▸ **REQUIREMENT**
Word for word, retype every entry in the listing.

*** DATA LINES ***

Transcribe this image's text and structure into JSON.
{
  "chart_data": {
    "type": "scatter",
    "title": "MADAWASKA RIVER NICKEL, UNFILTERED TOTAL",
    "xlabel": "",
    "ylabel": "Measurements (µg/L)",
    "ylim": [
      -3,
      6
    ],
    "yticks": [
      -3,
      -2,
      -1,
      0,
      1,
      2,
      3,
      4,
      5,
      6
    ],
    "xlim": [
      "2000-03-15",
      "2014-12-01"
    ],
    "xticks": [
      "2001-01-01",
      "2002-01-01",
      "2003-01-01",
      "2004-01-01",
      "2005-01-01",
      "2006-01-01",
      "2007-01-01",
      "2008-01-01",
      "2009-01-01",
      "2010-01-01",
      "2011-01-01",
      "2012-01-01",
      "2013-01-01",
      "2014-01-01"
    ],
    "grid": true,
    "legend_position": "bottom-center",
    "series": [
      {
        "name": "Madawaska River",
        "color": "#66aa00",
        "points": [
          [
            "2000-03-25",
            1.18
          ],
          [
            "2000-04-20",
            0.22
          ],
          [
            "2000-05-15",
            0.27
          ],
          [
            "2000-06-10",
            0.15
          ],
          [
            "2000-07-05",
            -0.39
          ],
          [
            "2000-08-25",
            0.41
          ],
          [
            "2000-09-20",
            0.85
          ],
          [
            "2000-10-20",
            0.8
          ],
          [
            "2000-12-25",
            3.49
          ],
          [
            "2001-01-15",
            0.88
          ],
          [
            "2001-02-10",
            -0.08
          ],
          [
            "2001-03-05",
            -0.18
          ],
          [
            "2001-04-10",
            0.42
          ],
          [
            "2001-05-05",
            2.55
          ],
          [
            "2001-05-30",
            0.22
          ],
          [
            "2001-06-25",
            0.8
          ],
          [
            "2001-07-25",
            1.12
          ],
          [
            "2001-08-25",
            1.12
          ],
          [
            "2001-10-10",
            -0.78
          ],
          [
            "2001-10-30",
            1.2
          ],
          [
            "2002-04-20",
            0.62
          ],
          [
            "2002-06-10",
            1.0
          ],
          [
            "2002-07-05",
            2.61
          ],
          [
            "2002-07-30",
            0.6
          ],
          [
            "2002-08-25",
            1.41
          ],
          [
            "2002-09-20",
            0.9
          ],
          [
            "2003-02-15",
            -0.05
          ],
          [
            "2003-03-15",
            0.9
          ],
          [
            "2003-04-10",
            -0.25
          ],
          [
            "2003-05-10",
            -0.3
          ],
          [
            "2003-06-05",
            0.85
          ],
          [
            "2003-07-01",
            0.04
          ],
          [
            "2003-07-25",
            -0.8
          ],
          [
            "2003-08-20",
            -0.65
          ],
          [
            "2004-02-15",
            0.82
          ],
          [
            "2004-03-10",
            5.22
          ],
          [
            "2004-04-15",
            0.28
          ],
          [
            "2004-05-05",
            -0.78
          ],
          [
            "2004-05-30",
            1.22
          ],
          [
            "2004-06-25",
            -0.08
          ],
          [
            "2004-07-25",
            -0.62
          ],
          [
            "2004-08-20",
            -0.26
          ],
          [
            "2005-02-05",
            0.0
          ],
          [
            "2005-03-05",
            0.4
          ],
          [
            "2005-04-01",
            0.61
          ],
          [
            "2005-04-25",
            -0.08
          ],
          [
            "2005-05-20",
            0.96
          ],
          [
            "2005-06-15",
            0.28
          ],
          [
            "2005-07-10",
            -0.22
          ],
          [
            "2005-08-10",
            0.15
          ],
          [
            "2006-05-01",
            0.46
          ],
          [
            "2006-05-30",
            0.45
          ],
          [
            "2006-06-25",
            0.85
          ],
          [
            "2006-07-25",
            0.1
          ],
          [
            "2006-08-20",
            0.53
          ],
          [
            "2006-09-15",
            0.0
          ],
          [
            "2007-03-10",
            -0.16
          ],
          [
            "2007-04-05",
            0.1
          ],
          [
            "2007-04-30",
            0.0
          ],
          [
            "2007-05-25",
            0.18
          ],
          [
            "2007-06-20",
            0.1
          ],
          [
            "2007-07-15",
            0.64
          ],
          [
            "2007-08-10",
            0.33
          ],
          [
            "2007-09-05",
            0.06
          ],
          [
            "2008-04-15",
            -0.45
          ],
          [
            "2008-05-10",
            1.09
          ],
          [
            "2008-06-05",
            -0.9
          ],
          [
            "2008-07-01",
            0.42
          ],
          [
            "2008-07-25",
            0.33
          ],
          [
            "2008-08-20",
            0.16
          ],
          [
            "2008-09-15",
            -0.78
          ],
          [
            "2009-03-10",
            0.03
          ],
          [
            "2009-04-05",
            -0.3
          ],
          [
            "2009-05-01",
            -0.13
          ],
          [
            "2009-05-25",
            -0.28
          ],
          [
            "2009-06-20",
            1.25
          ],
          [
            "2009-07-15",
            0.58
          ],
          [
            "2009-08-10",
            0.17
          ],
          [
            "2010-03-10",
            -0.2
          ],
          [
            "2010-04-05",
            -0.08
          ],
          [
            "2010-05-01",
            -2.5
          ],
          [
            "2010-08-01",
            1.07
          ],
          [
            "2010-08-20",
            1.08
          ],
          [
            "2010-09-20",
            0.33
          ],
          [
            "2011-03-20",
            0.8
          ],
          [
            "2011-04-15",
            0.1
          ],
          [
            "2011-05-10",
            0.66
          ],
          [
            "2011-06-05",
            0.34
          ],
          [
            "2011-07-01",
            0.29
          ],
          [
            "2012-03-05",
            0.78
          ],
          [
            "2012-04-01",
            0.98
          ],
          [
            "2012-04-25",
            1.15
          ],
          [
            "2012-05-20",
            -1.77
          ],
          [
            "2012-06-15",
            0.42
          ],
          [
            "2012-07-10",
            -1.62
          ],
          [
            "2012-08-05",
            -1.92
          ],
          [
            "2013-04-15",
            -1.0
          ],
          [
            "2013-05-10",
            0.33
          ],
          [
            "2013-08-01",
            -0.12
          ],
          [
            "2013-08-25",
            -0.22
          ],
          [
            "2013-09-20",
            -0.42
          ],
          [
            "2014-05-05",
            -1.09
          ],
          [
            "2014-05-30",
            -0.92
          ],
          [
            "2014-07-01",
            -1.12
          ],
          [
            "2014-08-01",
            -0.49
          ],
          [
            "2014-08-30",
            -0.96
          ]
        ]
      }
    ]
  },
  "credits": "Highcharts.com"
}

***

▸ **FINISHED EXERCISE**
Transcribe this image's text and structure into JSON.
{
  "chart_data": {
    "type": "scatter",
    "title": "MADAWASKA RIVER NICKEL, UNFILTERED TOTAL",
    "xlabel": "",
    "ylabel": "Measurements (µg/L)",
    "ylim": [
      -3,
      6
    ],
    "yticks": [
      -3,
      -2,
      -1,
      0,
      1,
      2,
      3,
      4,
      5,
      6
    ],
    "xlim": [
      "2000-03-15",
      "2014-12-01"
    ],
    "xticks": [
      "2001-01-01",
      "2002-01-01",
      "2003-01-01",
      "2004-01-01",
      "2005-01-01",
      "2006-01-01",
      "2007-01-01",
      "2008-01-01",
      "2009-01-01",
      "2010-01-01",
      "2011-01-01",
      "2012-01-01",
      "2013-01-01",
      "2014-01-01"
    ],
    "grid": true,
    "legend_position": "bottom-center",
    "series": [
      {
        "name": "Madawaska River",
        "color": "#66aa00",
        "points": [
          [
            "2000-03-25",
            1.18
          ],
          [
            "2000-04-20",
            0.22
          ],
          [
            "2000-05-15",
            0.27
          ],
          [
            "2000-06-10",
            0.15
          ],
          [
            "2000-07-05",
            -0.39
          ],
          [
            "2000-08-25",
            0.41
          ],
          [
            "2000-09-20",
            0.85
          ],
          [
            "2000-10-20",
            0.8
          ],
          [
            "2000-12-25",
            3.49
          ],
          [
            "2001-01-15",
            0.88
          ],
          [
            "2001-02-10",
            -0.08
          ],
          [
            "2001-03-05",
            -0.18
          ],
          [
            "2001-04-10",
            0.42
          ],
          [
            "2001-05-05",
            2.55
          ],
          [
            "2001-05-30",
            0.22
          ],
          [
            "2001-06-25",
            0.8
          ],
          [
            "2001-07-25",
            1.12
          ],
          [
            "2001-08-25",
            1.12
          ],
          [
            "2001-10-10",
            -0.78
          ],
          [
            "2001-10-30",
            1.2
          ],
          [
            "2002-04-20",
            0.62
          ],
          [
            "2002-06-10",
            1.0
          ],
          [
            "2002-07-05",
            2.61
          ],
          [
            "2002-07-30",
            0.6
          ],
          [
            "2002-08-25",
            1.41
          ],
          [
            "2002-09-20",
            0.9
          ],
          [
            "2003-02-15",
            -0.05
          ],
          [
            "2003-03-15",
            0.9
          ],
          [
            "2003-04-10",
            -0.25
          ],
          [
            "2003-05-10",
            -0.3
          ],
          [
            "2003-06-05",
            0.85
          ],
          [
            "2003-07-01",
            0.04
          ],
          [
            "2003-07-25",
            -0.8
          ],
          [
            "2003-08-20",
            -0.65
          ],
          [
            "2004-02-15",
            0.82
          ],
          [
            "2004-03-10",
            5.22
          ],
          [
            "2004-04-15",
            0.28
          ],
          [
            "2004-05-05",
            -0.78
          ],
          [
            "2004-05-30",
            1.22
          ],
          [
            "2004-06-25",
            -0.08
          ],
          [
            "2004-07-25",
            -0.62
          ],
          [
            "2004-08-20",
            -0.26
          ],
          [
            "2005-02-05",
            0.0
          ],
          [
            "2005-03-05",
            0.4
          ],
          [
            "2005-04-01",
            0.61
          ],
          [
            "2005-04-25",
            -0.08
          ],
          [
            "2005-05-20",
            0.96
          ],
          [
            "2005-06-15",
            0.28
          ],
          [
            "2005-07-10",
            -0.22
          ],
          [
            "2005-08-10",
            0.15
          ],
          [
            "2006-05-01",
            0.46
          ],
          [
            "2006-05-30",
            0.45
          ],
          [
            "2006-06-25",
            0.85
          ],
          [
            "2006-07-25",
            0.1
          ],
          [
            "2006-08-20",
            0.53
          ],
          [
            "2006-09-15",
            0.0
          ],
          [
            "2007-03-10",
            -0.16
          ],
          [
            "2007-04-05",
            0.1
          ],
          [
            "2007-04-30",
            0.0
          ],
          [
            "2007-05-25",
            0.18
          ],
          [
            "2007-06-20",
            0.1
          ],
          [
            "2007-07-15",
            0.64
          ],
          [
            "2007-08-10",
            0.33
          ],
          [
            "2007-09-05",
            0.06
          ],
          [
            "2008-04-15",
            -0.45
          ],
          [
            "2008-05-10",
            1.09
          ],
          [
            "2008-06-05",
            -0.9
          ],
          [
            "2008-07-01",
            0.42
          ],
          [
            "2008-07-25",
            0.33
          ],
          [
            "2008-08-20",
            0.16
          ],
          [
            "2008-09-15",
            -0.78
          ],
          [
            "2009-03-10",
            0.03
          ],
          [
            "2009-04-05",
            -0.3
          ],
          [
            "2009-05-01",
            -0.13
          ],
          [
            "2009-05-25",
            -0.28
          ],
          [
            "2009-06-20",
            1.25
          ],
          [
            "2009-07-15",
            0.58
          ],
          [
            "2009-08-10",
            0.17
          ],
          [
            "2010-03-10",
            -0.2
          ],
          [
            "2010-04-05",
            -0.08
          ],
          [
            "2010-05-01",
            -2.5
          ],
          [
            "2010-08-01",
            1.07
          ],
          [
            "2010-08-20",
            1.08
          ],
          [
            "2010-09-20",
            0.33
          ],
          [
            "2011-03-20",
            0.8
          ],
          [
            "2011-04-15",
            0.1
          ],
          [
            "2011-05-10",
            0.66
          ],
          [
            "2011-06-05",
            0.34
          ],
          [
            "2011-07-01",
            0.29
          ],
          [
            "2012-03-05",
            0.78
          ],
          [
            "2012-04-01",
            0.98
          ],
          [
            "2012-04-25",
            1.15
          ],
          [
            "2012-05-20",
            -1.77
          ],
          [
            "2012-06-15",
            0.42
          ],
          [
            "2012-07-10",
            -1.62
          ],
          [
            "2012-08-05",
            -1.92
          ],
          [
            "2013-04-15",
            -1.0
          ],
          [
            "2013-05-10",
            0.33
          ],
          [
            "2013-08-01",
            -0.12
          ],
          [
            "2013-08-25",
            -0.22
          ],
          [
            "2013-09-20",
            -0.42
          ],
          [
            "2014-05-05",
            -1.09
          ],
          [
            "2014-05-30",
            -0.92
          ],
          [
            "2014-07-01",
            -1.12
          ],
          [
            "2014-08-01",
            -0.49
          ],
          [
            "2014-08-30",
            -0.96
          ]
        ]
      }
    ]
  },
  "credits": "Highcharts.com"
}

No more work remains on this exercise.